__What you have to do__
Your job is to retype all of the data word for word, leaving every image out.

══ Provided records

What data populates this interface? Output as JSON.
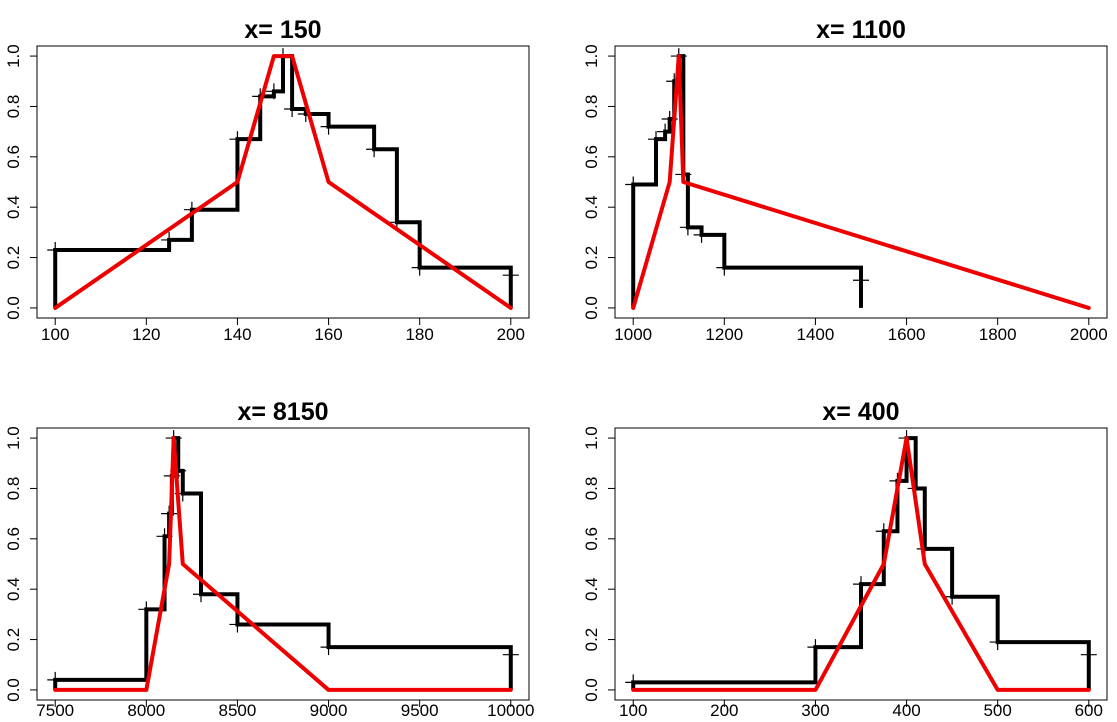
{
  "chart_data": [
    {
      "type": "line",
      "title": "x= 150",
      "xlim": [
        100,
        200
      ],
      "ylim": [
        0,
        1
      ],
      "x_ticks": [
        100,
        120,
        140,
        160,
        180,
        200
      ],
      "y_ticks": [
        0.0,
        0.2,
        0.4,
        0.6,
        0.8,
        1.0
      ],
      "x_tick_labels": [
        "100",
        "120",
        "140",
        "160",
        "180",
        "200"
      ],
      "y_tick_labels": [
        "0.0",
        "0.2",
        "0.4",
        "0.6",
        "0.8",
        "1.0"
      ],
      "step_line": {
        "color": "#000000",
        "x": [
          100,
          125,
          130,
          140,
          145,
          148,
          150,
          152,
          155,
          160,
          170,
          175,
          180,
          200
        ],
        "y": [
          0.23,
          0.27,
          0.39,
          0.67,
          0.84,
          0.86,
          1.0,
          0.79,
          0.77,
          0.72,
          0.63,
          0.34,
          0.16,
          0.13
        ],
        "start_y": 0.0,
        "end_y": 0.0
      },
      "marker_points": {
        "x": [
          100,
          125,
          130,
          140,
          145,
          148,
          150,
          152,
          155,
          160,
          170,
          175,
          180,
          200
        ],
        "y": [
          0.23,
          0.27,
          0.39,
          0.67,
          0.84,
          0.86,
          1.0,
          0.79,
          0.77,
          0.72,
          0.63,
          0.34,
          0.16,
          0.13
        ]
      },
      "membership_line": {
        "color": "#ee0000",
        "x": [
          100,
          140,
          148,
          152,
          160,
          200
        ],
        "y": [
          0.0,
          0.5,
          1.0,
          1.0,
          0.5,
          0.0
        ]
      }
    },
    {
      "type": "line",
      "title": "x= 1100",
      "xlim": [
        1000,
        2000
      ],
      "ylim": [
        0,
        1
      ],
      "x_ticks": [
        1000,
        1200,
        1400,
        1600,
        1800,
        2000
      ],
      "y_ticks": [
        0.0,
        0.2,
        0.4,
        0.6,
        0.8,
        1.0
      ],
      "x_tick_labels": [
        "1000",
        "1200",
        "1400",
        "1600",
        "1800",
        "2000"
      ],
      "y_tick_labels": [
        "0.0",
        "0.2",
        "0.4",
        "0.6",
        "0.8",
        "1.0"
      ],
      "step_line": {
        "color": "#000000",
        "x": [
          1000,
          1050,
          1070,
          1080,
          1090,
          1100,
          1110,
          1120,
          1150,
          1200,
          1500
        ],
        "y": [
          0.49,
          0.67,
          0.7,
          0.75,
          0.9,
          1.0,
          0.53,
          0.32,
          0.29,
          0.16,
          0.11
        ],
        "start_y": 0.0,
        "end_y": 0.0
      },
      "marker_points": {
        "x": [
          1000,
          1050,
          1070,
          1080,
          1090,
          1100,
          1110,
          1120,
          1150,
          1200,
          1500
        ],
        "y": [
          0.49,
          0.67,
          0.7,
          0.75,
          0.9,
          1.0,
          0.53,
          0.32,
          0.29,
          0.16,
          0.11
        ]
      },
      "membership_line": {
        "color": "#ee0000",
        "x": [
          1000,
          1080,
          1100,
          1110,
          2000
        ],
        "y": [
          0.0,
          0.5,
          1.0,
          0.5,
          0.0
        ]
      }
    },
    {
      "type": "line",
      "title": "x= 8150",
      "xlim": [
        7500,
        10000
      ],
      "ylim": [
        0,
        1
      ],
      "x_ticks": [
        7500,
        8000,
        8500,
        9000,
        9500,
        10000
      ],
      "y_ticks": [
        0.0,
        0.2,
        0.4,
        0.6,
        0.8,
        1.0
      ],
      "x_tick_labels": [
        "7500",
        "8000",
        "8500",
        "9000",
        "9500",
        "10000"
      ],
      "y_tick_labels": [
        "0.0",
        "0.2",
        "0.4",
        "0.6",
        "0.8",
        "1.0"
      ],
      "step_line": {
        "color": "#000000",
        "x": [
          7500,
          8000,
          8100,
          8125,
          8140,
          8150,
          8175,
          8200,
          8300,
          8500,
          9000,
          10000
        ],
        "y": [
          0.04,
          0.32,
          0.61,
          0.7,
          0.85,
          1.0,
          0.87,
          0.78,
          0.38,
          0.26,
          0.17,
          0.14
        ],
        "start_y": 0.0,
        "end_y": 0.0
      },
      "marker_points": {
        "x": [
          7500,
          8000,
          8100,
          8125,
          8140,
          8150,
          8175,
          8200,
          8300,
          8500,
          9000,
          10000
        ],
        "y": [
          0.04,
          0.32,
          0.61,
          0.7,
          0.85,
          1.0,
          0.87,
          0.78,
          0.38,
          0.26,
          0.17,
          0.14
        ]
      },
      "membership_line": {
        "color": "#ee0000",
        "x": [
          7500,
          8000,
          8125,
          8150,
          8200,
          9000,
          10000
        ],
        "y": [
          0.0,
          0.0,
          0.5,
          1.0,
          0.5,
          0.0,
          0.0
        ]
      }
    },
    {
      "type": "line",
      "title": "x= 400",
      "xlim": [
        100,
        600
      ],
      "ylim": [
        0,
        1
      ],
      "x_ticks": [
        100,
        200,
        300,
        400,
        500,
        600
      ],
      "y_ticks": [
        0.0,
        0.2,
        0.4,
        0.6,
        0.8,
        1.0
      ],
      "x_tick_labels": [
        "100",
        "200",
        "300",
        "400",
        "500",
        "600"
      ],
      "y_tick_labels": [
        "0.0",
        "0.2",
        "0.4",
        "0.6",
        "0.8",
        "1.0"
      ],
      "step_line": {
        "color": "#000000",
        "x": [
          100,
          300,
          350,
          375,
          390,
          400,
          410,
          420,
          450,
          500,
          600
        ],
        "y": [
          0.03,
          0.17,
          0.42,
          0.63,
          0.83,
          1.0,
          0.8,
          0.56,
          0.37,
          0.19,
          0.14
        ],
        "start_y": 0.0,
        "end_y": 0.0
      },
      "marker_points": {
        "x": [
          100,
          300,
          350,
          375,
          390,
          400,
          410,
          420,
          450,
          500,
          600
        ],
        "y": [
          0.03,
          0.17,
          0.42,
          0.63,
          0.83,
          1.0,
          0.8,
          0.56,
          0.37,
          0.19,
          0.14
        ]
      },
      "membership_line": {
        "color": "#ee0000",
        "x": [
          100,
          300,
          375,
          400,
          420,
          500,
          600
        ],
        "y": [
          0.0,
          0.0,
          0.5,
          1.0,
          0.5,
          0.0,
          0.0
        ]
      }
    }
  ]
}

════

__Right answer__
What data populates this interface? Output as JSON.
{
  "chart_data": [
    {
      "type": "line",
      "title": "x= 150",
      "xlim": [
        100,
        200
      ],
      "ylim": [
        0,
        1
      ],
      "x_ticks": [
        100,
        120,
        140,
        160,
        180,
        200
      ],
      "y_ticks": [
        0.0,
        0.2,
        0.4,
        0.6,
        0.8,
        1.0
      ],
      "x_tick_labels": [
        "100",
        "120",
        "140",
        "160",
        "180",
        "200"
      ],
      "y_tick_labels": [
        "0.0",
        "0.2",
        "0.4",
        "0.6",
        "0.8",
        "1.0"
      ],
      "step_line": {
        "color": "#000000",
        "x": [
          100,
          125,
          130,
          140,
          145,
          148,
          150,
          152,
          155,
          160,
          170,
          175,
          180,
          200
        ],
        "y": [
          0.23,
          0.27,
          0.39,
          0.67,
          0.84,
          0.86,
          1.0,
          0.79,
          0.77,
          0.72,
          0.63,
          0.34,
          0.16,
          0.13
        ],
        "start_y": 0.0,
        "end_y": 0.0
      },
      "marker_points": {
        "x": [
          100,
          125,
          130,
          140,
          145,
          148,
          150,
          152,
          155,
          160,
          170,
          175,
          180,
          200
        ],
        "y": [
          0.23,
          0.27,
          0.39,
          0.67,
          0.84,
          0.86,
          1.0,
          0.79,
          0.77,
          0.72,
          0.63,
          0.34,
          0.16,
          0.13
        ]
      },
      "membership_line": {
        "color": "#ee0000",
        "x": [
          100,
          140,
          148,
          152,
          160,
          200
        ],
        "y": [
          0.0,
          0.5,
          1.0,
          1.0,
          0.5,
          0.0
        ]
      }
    },
    {
      "type": "line",
      "title": "x= 1100",
      "xlim": [
        1000,
        2000
      ],
      "ylim": [
        0,
        1
      ],
      "x_ticks": [
        1000,
        1200,
        1400,
        1600,
        1800,
        2000
      ],
      "y_ticks": [
        0.0,
        0.2,
        0.4,
        0.6,
        0.8,
        1.0
      ],
      "x_tick_labels": [
        "1000",
        "1200",
        "1400",
        "1600",
        "1800",
        "2000"
      ],
      "y_tick_labels": [
        "0.0",
        "0.2",
        "0.4",
        "0.6",
        "0.8",
        "1.0"
      ],
      "step_line": {
        "color": "#000000",
        "x": [
          1000,
          1050,
          1070,
          1080,
          1090,
          1100,
          1110,
          1120,
          1150,
          1200,
          1500
        ],
        "y": [
          0.49,
          0.67,
          0.7,
          0.75,
          0.9,
          1.0,
          0.53,
          0.32,
          0.29,
          0.16,
          0.11
        ],
        "start_y": 0.0,
        "end_y": 0.0
      },
      "marker_points": {
        "x": [
          1000,
          1050,
          1070,
          1080,
          1090,
          1100,
          1110,
          1120,
          1150,
          1200,
          1500
        ],
        "y": [
          0.49,
          0.67,
          0.7,
          0.75,
          0.9,
          1.0,
          0.53,
          0.32,
          0.29,
          0.16,
          0.11
        ]
      },
      "membership_line": {
        "color": "#ee0000",
        "x": [
          1000,
          1080,
          1100,
          1110,
          2000
        ],
        "y": [
          0.0,
          0.5,
          1.0,
          0.5,
          0.0
        ]
      }
    },
    {
      "type": "line",
      "title": "x= 8150",
      "xlim": [
        7500,
        10000
      ],
      "ylim": [
        0,
        1
      ],
      "x_ticks": [
        7500,
        8000,
        8500,
        9000,
        9500,
        10000
      ],
      "y_ticks": [
        0.0,
        0.2,
        0.4,
        0.6,
        0.8,
        1.0
      ],
      "x_tick_labels": [
        "7500",
        "8000",
        "8500",
        "9000",
        "9500",
        "10000"
      ],
      "y_tick_labels": [
        "0.0",
        "0.2",
        "0.4",
        "0.6",
        "0.8",
        "1.0"
      ],
      "step_line": {
        "color": "#000000",
        "x": [
          7500,
          8000,
          8100,
          8125,
          8140,
          8150,
          8175,
          8200,
          8300,
          8500,
          9000,
          10000
        ],
        "y": [
          0.04,
          0.32,
          0.61,
          0.7,
          0.85,
          1.0,
          0.87,
          0.78,
          0.38,
          0.26,
          0.17,
          0.14
        ],
        "start_y": 0.0,
        "end_y": 0.0
      },
      "marker_points": {
        "x": [
          7500,
          8000,
          8100,
          8125,
          8140,
          8150,
          8175,
          8200,
          8300,
          8500,
          9000,
          10000
        ],
        "y": [
          0.04,
          0.32,
          0.61,
          0.7,
          0.85,
          1.0,
          0.87,
          0.78,
          0.38,
          0.26,
          0.17,
          0.14
        ]
      },
      "membership_line": {
        "color": "#ee0000",
        "x": [
          7500,
          8000,
          8125,
          8150,
          8200,
          9000,
          10000
        ],
        "y": [
          0.0,
          0.0,
          0.5,
          1.0,
          0.5,
          0.0,
          0.0
        ]
      }
    },
    {
      "type": "line",
      "title": "x= 400",
      "xlim": [
        100,
        600
      ],
      "ylim": [
        0,
        1
      ],
      "x_ticks": [
        100,
        200,
        300,
        400,
        500,
        600
      ],
      "y_ticks": [
        0.0,
        0.2,
        0.4,
        0.6,
        0.8,
        1.0
      ],
      "x_tick_labels": [
        "100",
        "200",
        "300",
        "400",
        "500",
        "600"
      ],
      "y_tick_labels": [
        "0.0",
        "0.2",
        "0.4",
        "0.6",
        "0.8",
        "1.0"
      ],
      "step_line": {
        "color": "#000000",
        "x": [
          100,
          300,
          350,
          375,
          390,
          400,
          410,
          420,
          450,
          500,
          600
        ],
        "y": [
          0.03,
          0.17,
          0.42,
          0.63,
          0.83,
          1.0,
          0.8,
          0.56,
          0.37,
          0.19,
          0.14
        ],
        "start_y": 0.0,
        "end_y": 0.0
      },
      "marker_points": {
        "x": [
          100,
          300,
          350,
          375,
          390,
          400,
          410,
          420,
          450,
          500,
          600
        ],
        "y": [
          0.03,
          0.17,
          0.42,
          0.63,
          0.83,
          1.0,
          0.8,
          0.56,
          0.37,
          0.19,
          0.14
        ]
      },
      "membership_line": {
        "color": "#ee0000",
        "x": [
          100,
          300,
          375,
          400,
          420,
          500,
          600
        ],
        "y": [
          0.0,
          0.0,
          0.5,
          1.0,
          0.5,
          0.0,
          0.0
        ]
      }
    }
  ]
}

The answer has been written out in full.